## BEGIN Material supplied

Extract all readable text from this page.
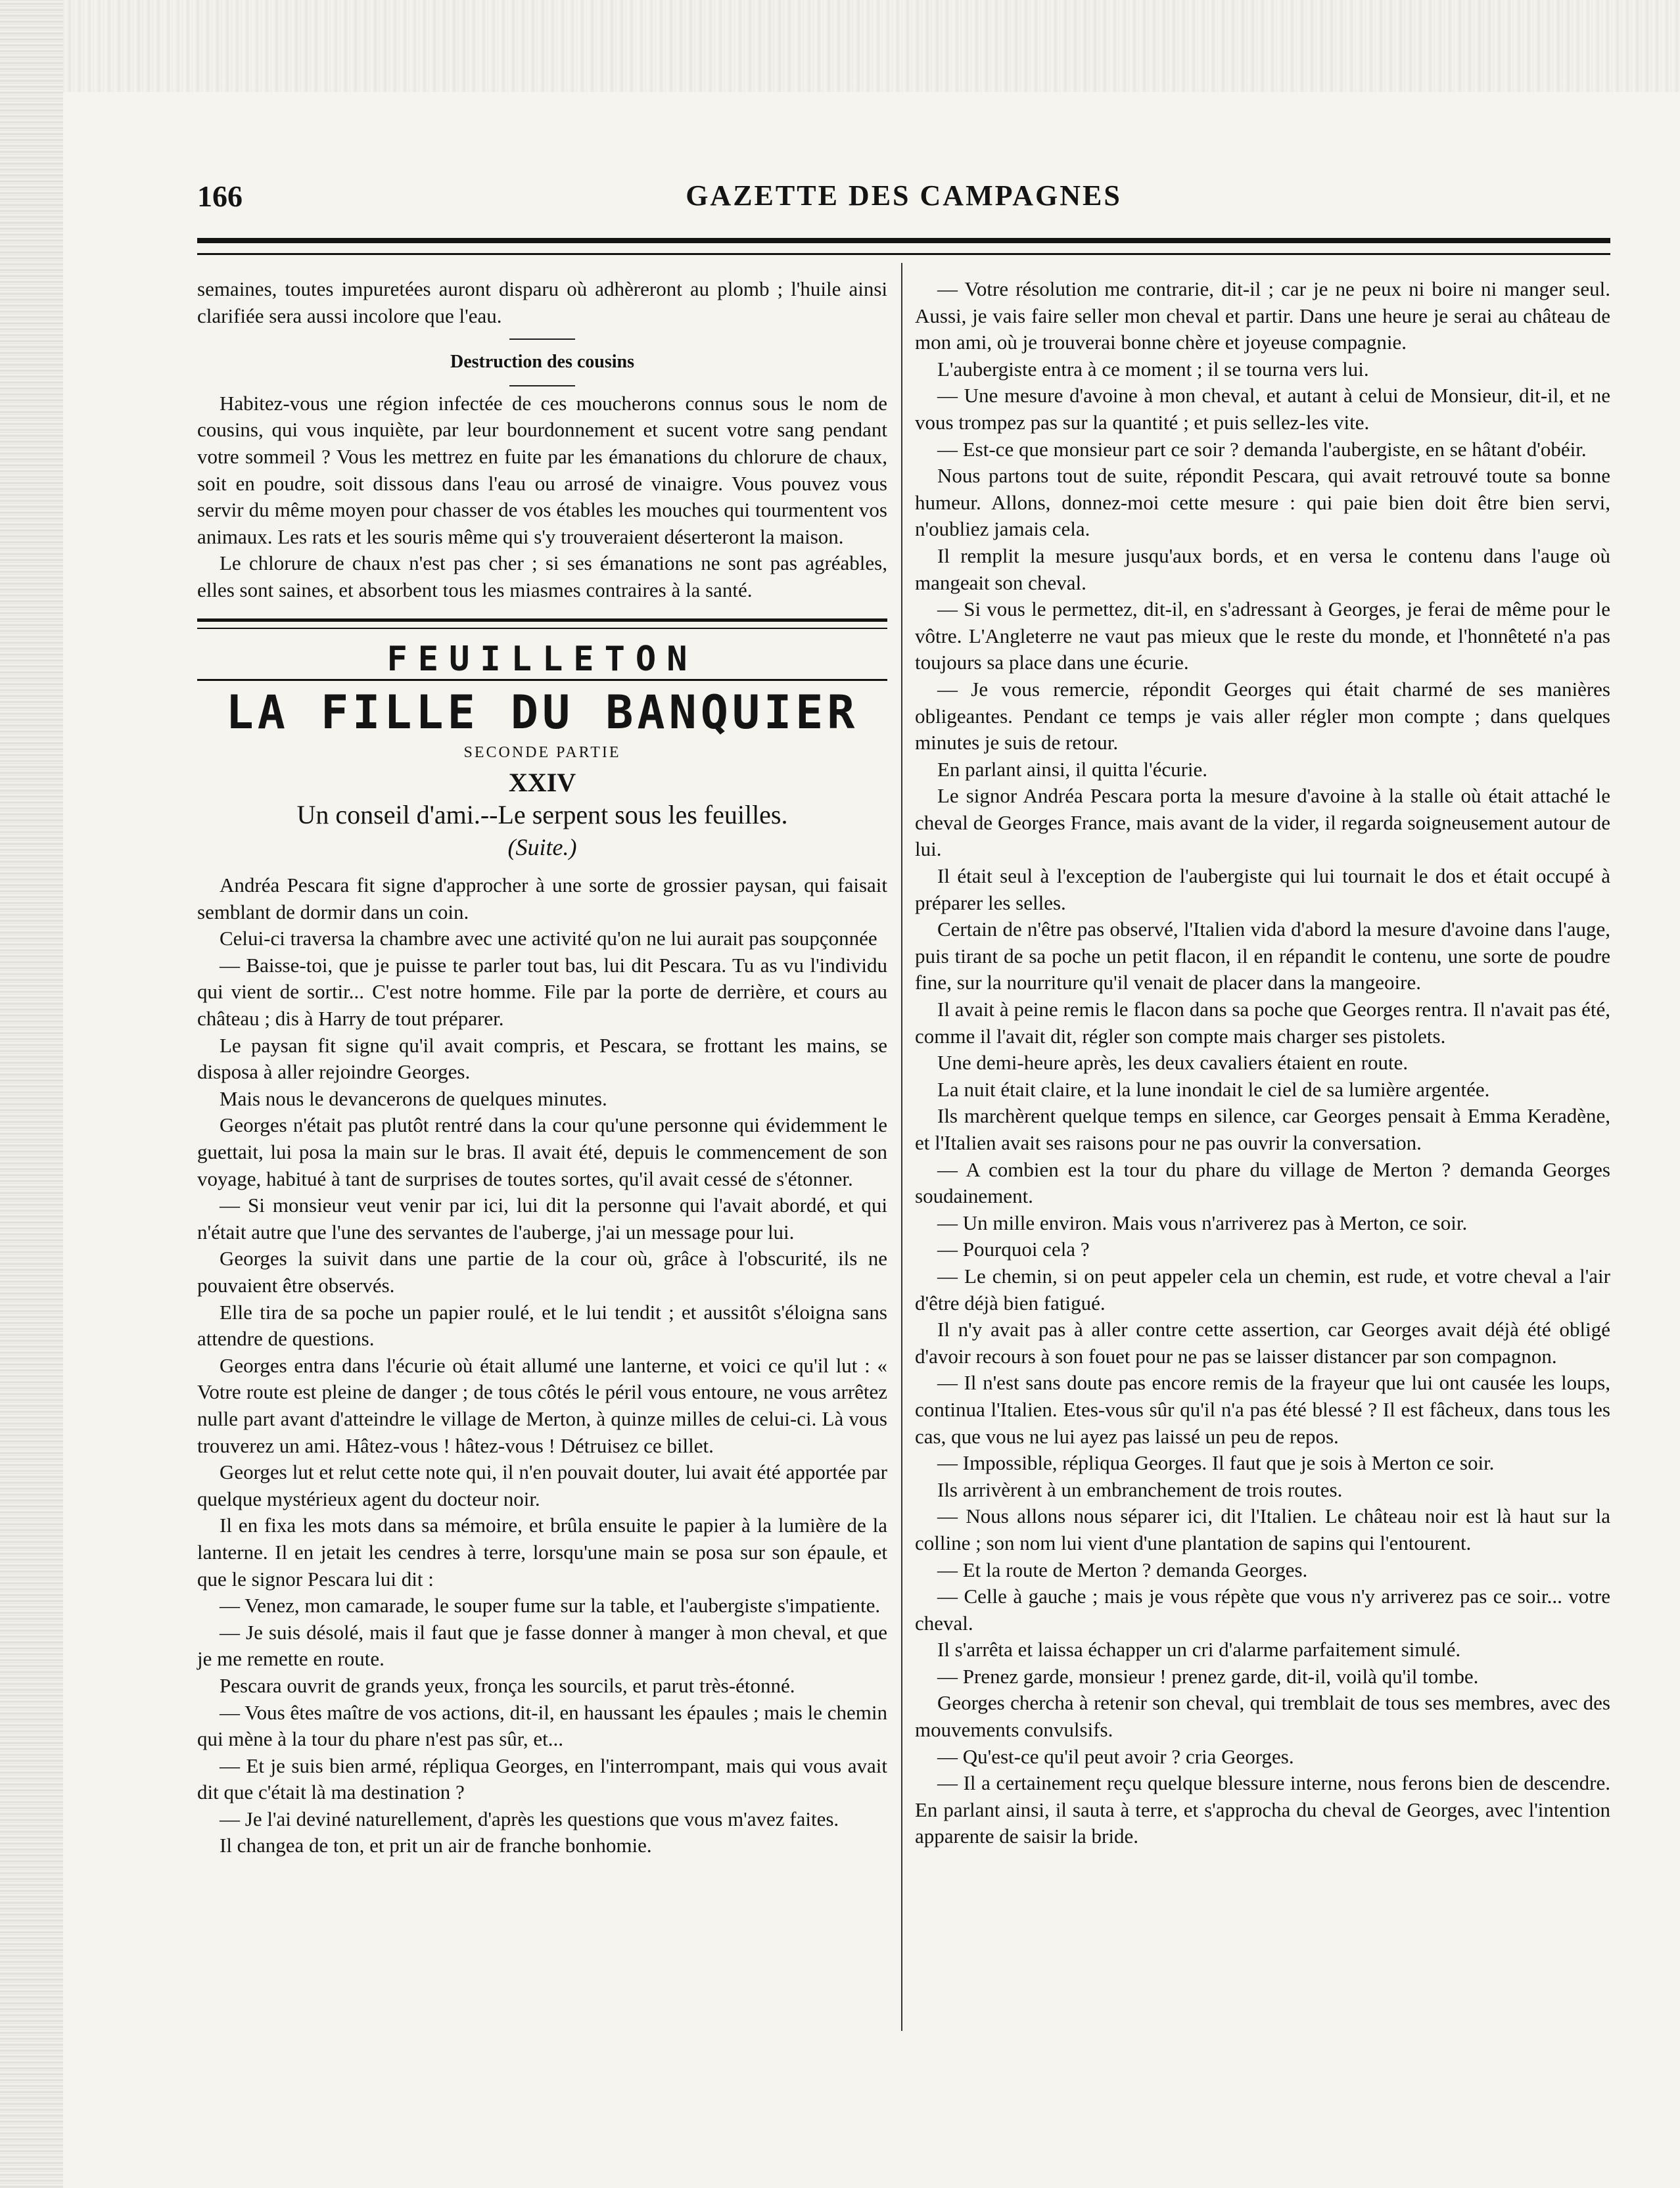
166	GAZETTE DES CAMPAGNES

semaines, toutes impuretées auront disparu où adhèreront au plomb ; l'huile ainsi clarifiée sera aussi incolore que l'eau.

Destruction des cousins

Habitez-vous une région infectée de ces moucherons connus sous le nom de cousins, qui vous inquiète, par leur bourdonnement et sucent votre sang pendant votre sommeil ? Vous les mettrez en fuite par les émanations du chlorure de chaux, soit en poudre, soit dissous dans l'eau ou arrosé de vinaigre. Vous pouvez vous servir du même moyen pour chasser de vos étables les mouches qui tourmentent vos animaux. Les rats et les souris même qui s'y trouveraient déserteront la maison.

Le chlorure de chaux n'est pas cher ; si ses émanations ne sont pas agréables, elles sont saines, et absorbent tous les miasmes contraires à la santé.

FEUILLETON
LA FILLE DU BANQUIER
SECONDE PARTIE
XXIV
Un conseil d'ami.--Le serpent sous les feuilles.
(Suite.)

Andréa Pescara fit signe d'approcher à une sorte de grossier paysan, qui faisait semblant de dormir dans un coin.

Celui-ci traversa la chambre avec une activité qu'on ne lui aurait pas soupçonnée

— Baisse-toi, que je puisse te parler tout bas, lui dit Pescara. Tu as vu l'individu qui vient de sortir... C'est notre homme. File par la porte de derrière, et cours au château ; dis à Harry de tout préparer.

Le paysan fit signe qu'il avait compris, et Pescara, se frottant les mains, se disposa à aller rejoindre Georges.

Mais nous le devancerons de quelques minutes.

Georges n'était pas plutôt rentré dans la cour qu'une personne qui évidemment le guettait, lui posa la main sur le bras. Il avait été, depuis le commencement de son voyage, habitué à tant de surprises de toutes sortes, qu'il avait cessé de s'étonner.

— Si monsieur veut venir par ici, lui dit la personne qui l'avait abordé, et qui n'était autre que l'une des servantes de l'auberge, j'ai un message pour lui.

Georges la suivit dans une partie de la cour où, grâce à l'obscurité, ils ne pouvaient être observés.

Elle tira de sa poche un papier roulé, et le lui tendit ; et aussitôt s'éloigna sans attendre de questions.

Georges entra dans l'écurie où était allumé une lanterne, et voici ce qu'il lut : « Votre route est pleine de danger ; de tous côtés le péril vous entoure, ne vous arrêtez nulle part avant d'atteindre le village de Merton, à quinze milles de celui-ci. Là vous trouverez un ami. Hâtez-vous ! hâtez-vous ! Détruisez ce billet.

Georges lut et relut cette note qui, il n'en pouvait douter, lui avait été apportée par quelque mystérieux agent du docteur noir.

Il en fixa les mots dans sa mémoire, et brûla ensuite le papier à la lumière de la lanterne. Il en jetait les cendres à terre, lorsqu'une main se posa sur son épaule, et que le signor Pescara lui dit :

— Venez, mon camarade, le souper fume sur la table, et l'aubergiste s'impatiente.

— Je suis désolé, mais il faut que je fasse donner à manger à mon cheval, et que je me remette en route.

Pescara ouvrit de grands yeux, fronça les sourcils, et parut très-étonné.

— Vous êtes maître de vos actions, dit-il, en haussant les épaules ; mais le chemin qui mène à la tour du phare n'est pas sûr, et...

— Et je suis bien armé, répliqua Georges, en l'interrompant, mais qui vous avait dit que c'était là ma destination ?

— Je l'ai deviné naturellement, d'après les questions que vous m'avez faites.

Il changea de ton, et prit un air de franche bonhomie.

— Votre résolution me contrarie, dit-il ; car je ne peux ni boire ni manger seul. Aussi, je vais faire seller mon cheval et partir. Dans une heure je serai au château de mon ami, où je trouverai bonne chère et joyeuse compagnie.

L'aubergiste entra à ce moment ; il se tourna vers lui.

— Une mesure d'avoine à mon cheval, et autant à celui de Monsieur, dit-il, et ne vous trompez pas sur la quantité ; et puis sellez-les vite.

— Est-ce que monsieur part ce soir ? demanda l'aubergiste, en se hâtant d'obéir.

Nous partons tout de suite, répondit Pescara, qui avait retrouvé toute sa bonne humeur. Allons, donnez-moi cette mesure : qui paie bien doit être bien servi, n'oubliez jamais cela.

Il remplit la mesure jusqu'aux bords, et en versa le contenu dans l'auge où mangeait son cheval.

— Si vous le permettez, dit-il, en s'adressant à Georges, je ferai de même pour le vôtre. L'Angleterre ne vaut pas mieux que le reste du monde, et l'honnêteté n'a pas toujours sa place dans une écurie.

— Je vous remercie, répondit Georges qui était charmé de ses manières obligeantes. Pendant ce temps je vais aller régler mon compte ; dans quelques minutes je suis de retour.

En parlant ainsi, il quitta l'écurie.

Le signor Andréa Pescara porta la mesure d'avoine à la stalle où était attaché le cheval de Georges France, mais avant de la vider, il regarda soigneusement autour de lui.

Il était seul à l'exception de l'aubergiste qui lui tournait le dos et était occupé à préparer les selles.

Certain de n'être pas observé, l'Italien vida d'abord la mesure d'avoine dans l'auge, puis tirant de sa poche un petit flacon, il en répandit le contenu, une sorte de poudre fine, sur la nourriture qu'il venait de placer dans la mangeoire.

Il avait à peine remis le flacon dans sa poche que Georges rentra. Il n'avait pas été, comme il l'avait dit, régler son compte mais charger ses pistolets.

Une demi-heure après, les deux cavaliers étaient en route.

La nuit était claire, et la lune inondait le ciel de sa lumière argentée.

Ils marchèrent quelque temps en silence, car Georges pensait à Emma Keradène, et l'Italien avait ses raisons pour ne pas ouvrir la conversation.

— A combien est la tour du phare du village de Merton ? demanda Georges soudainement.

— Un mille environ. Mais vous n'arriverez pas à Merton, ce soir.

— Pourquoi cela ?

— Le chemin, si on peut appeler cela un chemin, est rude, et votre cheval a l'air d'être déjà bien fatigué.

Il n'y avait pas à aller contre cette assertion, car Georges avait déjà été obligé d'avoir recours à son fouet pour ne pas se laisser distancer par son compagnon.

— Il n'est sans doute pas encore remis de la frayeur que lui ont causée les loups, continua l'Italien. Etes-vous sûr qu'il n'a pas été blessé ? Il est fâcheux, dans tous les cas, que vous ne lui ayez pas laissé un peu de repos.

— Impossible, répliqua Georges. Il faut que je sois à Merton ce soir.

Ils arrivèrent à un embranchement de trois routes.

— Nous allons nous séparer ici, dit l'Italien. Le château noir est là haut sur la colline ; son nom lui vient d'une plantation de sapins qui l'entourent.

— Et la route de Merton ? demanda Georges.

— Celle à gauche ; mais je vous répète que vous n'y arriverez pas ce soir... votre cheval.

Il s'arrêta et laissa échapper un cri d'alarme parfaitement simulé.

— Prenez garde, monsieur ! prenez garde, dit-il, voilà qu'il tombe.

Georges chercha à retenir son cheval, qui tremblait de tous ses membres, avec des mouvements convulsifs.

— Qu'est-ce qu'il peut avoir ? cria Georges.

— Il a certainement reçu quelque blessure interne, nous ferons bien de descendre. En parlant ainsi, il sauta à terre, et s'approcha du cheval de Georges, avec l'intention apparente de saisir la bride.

## END Material supplied
## BEGIN Material supplied

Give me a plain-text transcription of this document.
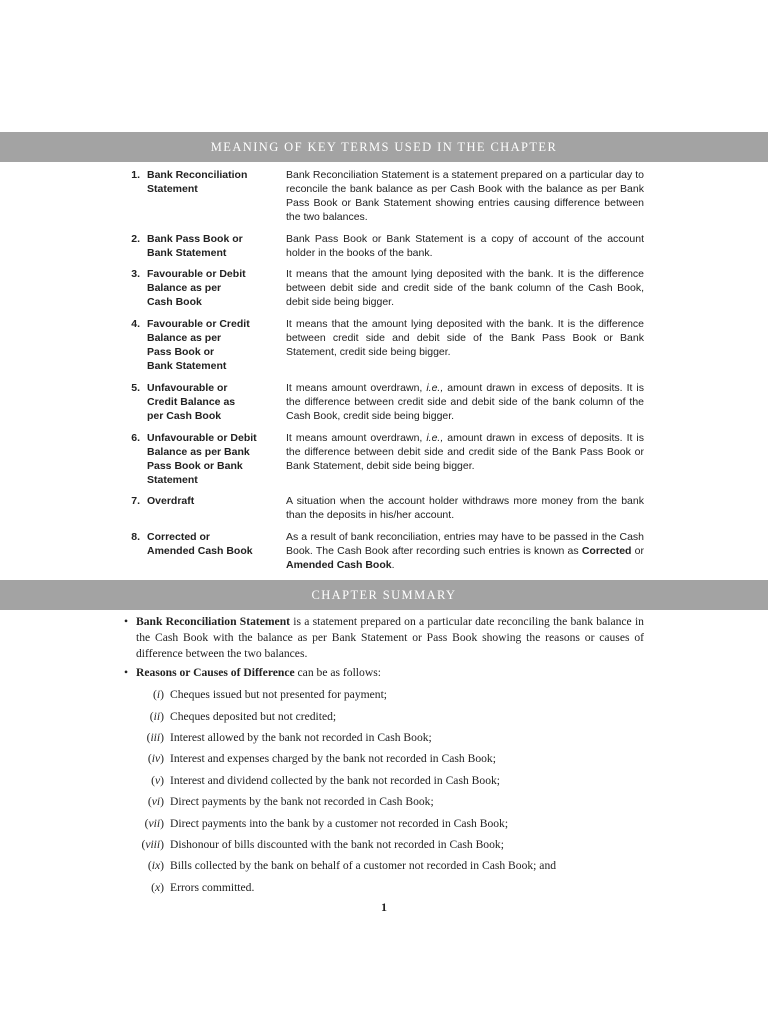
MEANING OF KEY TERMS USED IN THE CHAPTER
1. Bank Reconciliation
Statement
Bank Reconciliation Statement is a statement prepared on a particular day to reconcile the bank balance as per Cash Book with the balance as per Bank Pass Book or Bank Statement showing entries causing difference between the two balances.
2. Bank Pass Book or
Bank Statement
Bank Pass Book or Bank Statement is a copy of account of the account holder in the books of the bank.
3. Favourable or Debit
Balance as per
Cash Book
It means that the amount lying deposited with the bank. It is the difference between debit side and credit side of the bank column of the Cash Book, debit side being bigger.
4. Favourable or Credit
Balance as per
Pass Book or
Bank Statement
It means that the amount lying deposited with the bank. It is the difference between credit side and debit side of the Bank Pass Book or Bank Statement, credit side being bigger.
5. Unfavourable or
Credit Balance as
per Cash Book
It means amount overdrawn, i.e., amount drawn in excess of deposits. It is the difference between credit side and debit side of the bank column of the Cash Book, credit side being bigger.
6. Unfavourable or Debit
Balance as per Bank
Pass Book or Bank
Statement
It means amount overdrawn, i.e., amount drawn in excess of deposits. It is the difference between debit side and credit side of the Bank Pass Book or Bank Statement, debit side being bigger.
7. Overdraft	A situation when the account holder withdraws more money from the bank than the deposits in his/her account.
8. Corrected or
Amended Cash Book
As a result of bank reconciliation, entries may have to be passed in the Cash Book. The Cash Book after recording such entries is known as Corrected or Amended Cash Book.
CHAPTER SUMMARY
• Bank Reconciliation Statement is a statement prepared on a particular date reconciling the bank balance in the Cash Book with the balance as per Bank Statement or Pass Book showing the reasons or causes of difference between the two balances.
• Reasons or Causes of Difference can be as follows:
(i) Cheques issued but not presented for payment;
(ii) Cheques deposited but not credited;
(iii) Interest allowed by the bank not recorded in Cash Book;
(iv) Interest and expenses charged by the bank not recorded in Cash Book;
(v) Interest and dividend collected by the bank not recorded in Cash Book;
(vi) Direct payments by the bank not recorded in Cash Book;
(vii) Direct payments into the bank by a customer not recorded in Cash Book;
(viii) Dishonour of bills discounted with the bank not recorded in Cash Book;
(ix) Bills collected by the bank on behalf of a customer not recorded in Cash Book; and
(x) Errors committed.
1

## END Material supplied
## BEGIN Material supplied

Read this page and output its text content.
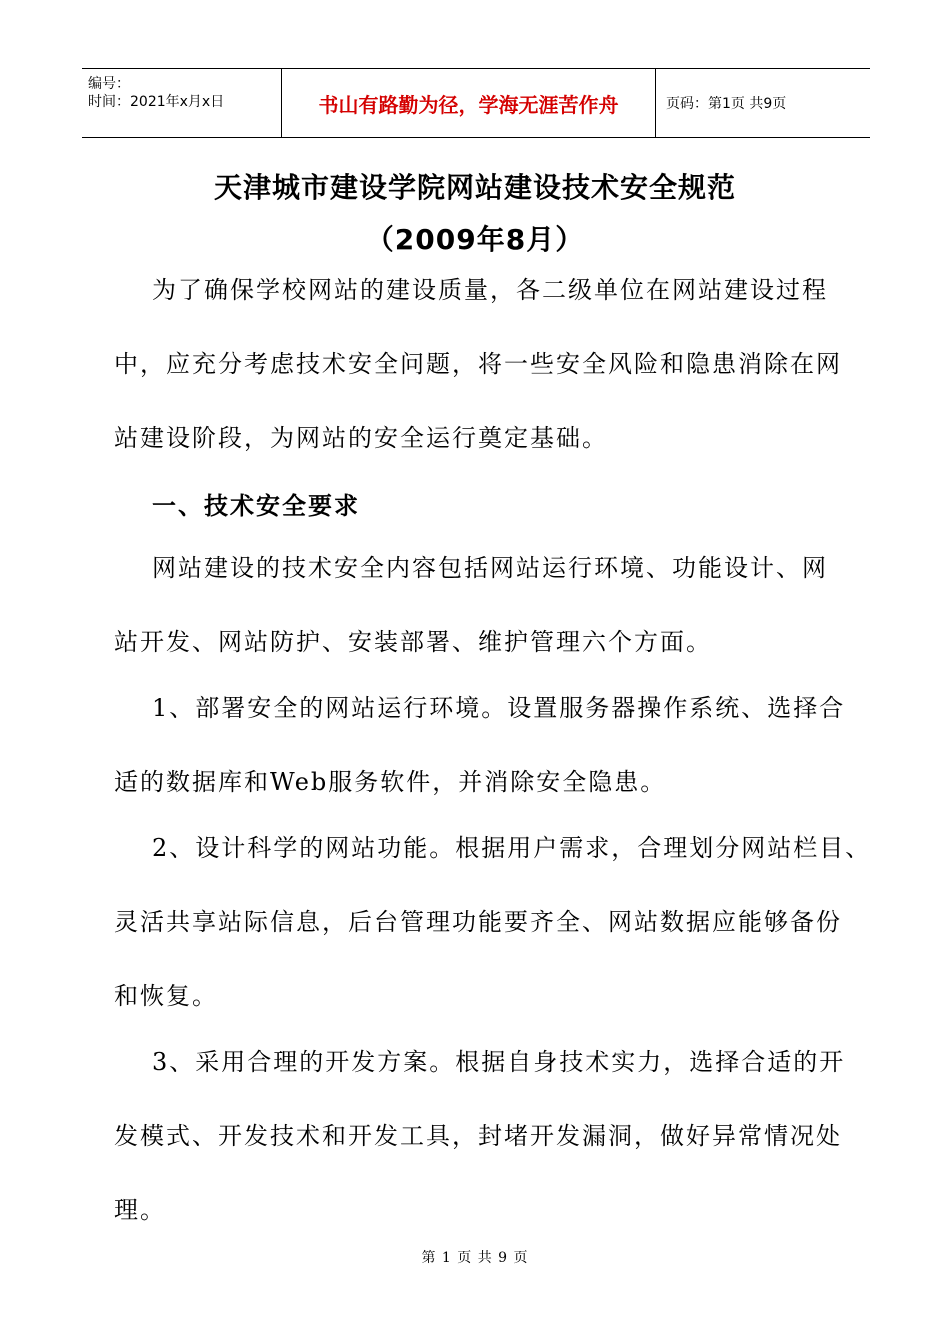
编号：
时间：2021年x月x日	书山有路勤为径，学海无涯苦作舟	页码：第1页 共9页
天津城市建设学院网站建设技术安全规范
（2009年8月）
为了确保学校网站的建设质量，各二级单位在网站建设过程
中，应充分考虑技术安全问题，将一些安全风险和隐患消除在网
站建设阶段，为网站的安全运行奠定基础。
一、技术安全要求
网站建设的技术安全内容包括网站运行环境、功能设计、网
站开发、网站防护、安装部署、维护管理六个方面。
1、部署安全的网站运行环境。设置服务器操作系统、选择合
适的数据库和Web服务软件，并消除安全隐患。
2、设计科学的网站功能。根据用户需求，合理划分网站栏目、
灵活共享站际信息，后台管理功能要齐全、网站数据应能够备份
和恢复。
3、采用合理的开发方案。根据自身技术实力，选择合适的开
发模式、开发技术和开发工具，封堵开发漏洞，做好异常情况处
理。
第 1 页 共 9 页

## END Material supplied

■ Your objective ■
In the listing above, find the lines holding the word "être" and copy them.

■ Output of the exercise ■
Georges la suivit dans une partie de la cour où, grâce à l'obscurité, ils ne pouvaient être observés.
Nous partons tout de suite, répondit Pescara, qui avait retrouvé toute sa bonne humeur. Allons, donnez-moi cette mesure : qui paie bien doit être bien servi, n'oubliez jamais cela.
Certain de n'être pas observé, l'Italien vida d'abord la mesure d'avoine dans l'auge, puis tirant de sa poche un petit flacon, il en répandit le contenu, une sorte de poudre fine, sur la nourriture qu'il venait de placer dans la mangeoire.
— Le chemin, si on peut appeler cela un chemin, est rude, et votre cheval a l'air d'être déjà bien fatigué.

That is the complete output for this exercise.